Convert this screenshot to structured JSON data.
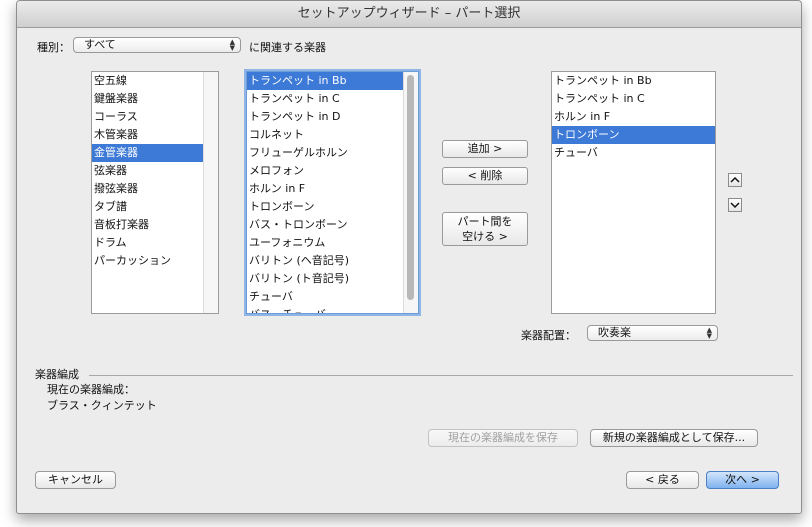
{
  "window": {
    "title": "セットアップウィザード – パート選択"
  },
  "filter": {
    "label": "種別：",
    "value": "すべて",
    "suffix": "に関連する楽器"
  },
  "categories": {
    "items": [
      "空五線",
      "鍵盤楽器",
      "コーラス",
      "木管楽器",
      "金管楽器",
      "弦楽器",
      "撥弦楽器",
      "タブ譜",
      "音板打楽器",
      "ドラム",
      "パーカッション"
    ],
    "selected": 4
  },
  "instruments": {
    "items": [
      "トランペット in Bb",
      "トランペット in C",
      "トランペット in D",
      "コルネット",
      "フリューゲルホルン",
      "メロフォン",
      "ホルン in F",
      "トロンボーン",
      "バス・トロンボーン",
      "ユーフォニウム",
      "バリトン (ヘ音記号)",
      "バリトン (ト音記号)",
      "チューバ",
      "バス・チューバ"
    ],
    "selected": 0,
    "scroll_fraction": 0.0
  },
  "buttons": {
    "add": "追加 >",
    "remove": "< 削除",
    "space_line1": "パート間を",
    "space_line2": "空ける >",
    "save_current": "現在の楽器編成を保存",
    "save_new": "新規の楽器編成として保存...",
    "cancel": "キャンセル",
    "back": "< 戻る",
    "next": "次へ >"
  },
  "score_parts": {
    "items": [
      "トランペット in Bb",
      "トランペット in C",
      "ホルン in F",
      "トロンボーン",
      "チューバ"
    ],
    "selected": 3
  },
  "order": {
    "label": "楽器配置：",
    "value": "吹奏楽"
  },
  "ensemble": {
    "section_label": "楽器編成",
    "current_label": "現在の楽器編成：",
    "current_value": "ブラス・クィンテット"
  },
  "icons": {
    "move_up": "chevron-up-icon",
    "move_down": "chevron-down-icon",
    "popup": "updown-arrows-icon"
  }
}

§ PROBLEM TO WORK ON
Write out the records above exactly as they stand, leaving out every picture.

§ FINAL ANSWER
Convert this screenshot to structured JSON data.
{
  "window": {
    "title": "セットアップウィザード – パート選択"
  },
  "filter": {
    "label": "種別：",
    "value": "すべて",
    "suffix": "に関連する楽器"
  },
  "categories": {
    "items": [
      "空五線",
      "鍵盤楽器",
      "コーラス",
      "木管楽器",
      "金管楽器",
      "弦楽器",
      "撥弦楽器",
      "タブ譜",
      "音板打楽器",
      "ドラム",
      "パーカッション"
    ],
    "selected": 4
  },
  "instruments": {
    "items": [
      "トランペット in Bb",
      "トランペット in C",
      "トランペット in D",
      "コルネット",
      "フリューゲルホルン",
      "メロフォン",
      "ホルン in F",
      "トロンボーン",
      "バス・トロンボーン",
      "ユーフォニウム",
      "バリトン (ヘ音記号)",
      "バリトン (ト音記号)",
      "チューバ",
      "バス・チューバ"
    ],
    "selected": 0,
    "scroll_fraction": 0.0
  },
  "buttons": {
    "add": "追加 >",
    "remove": "< 削除",
    "space_line1": "パート間を",
    "space_line2": "空ける >",
    "save_current": "現在の楽器編成を保存",
    "save_new": "新規の楽器編成として保存...",
    "cancel": "キャンセル",
    "back": "< 戻る",
    "next": "次へ >"
  },
  "score_parts": {
    "items": [
      "トランペット in Bb",
      "トランペット in C",
      "ホルン in F",
      "トロンボーン",
      "チューバ"
    ],
    "selected": 3
  },
  "order": {
    "label": "楽器配置：",
    "value": "吹奏楽"
  },
  "ensemble": {
    "section_label": "楽器編成",
    "current_label": "現在の楽器編成：",
    "current_value": "ブラス・クィンテット"
  },
  "icons": {
    "move_up": "chevron-up-icon",
    "move_down": "chevron-down-icon",
    "popup": "updown-arrows-icon"
  }
}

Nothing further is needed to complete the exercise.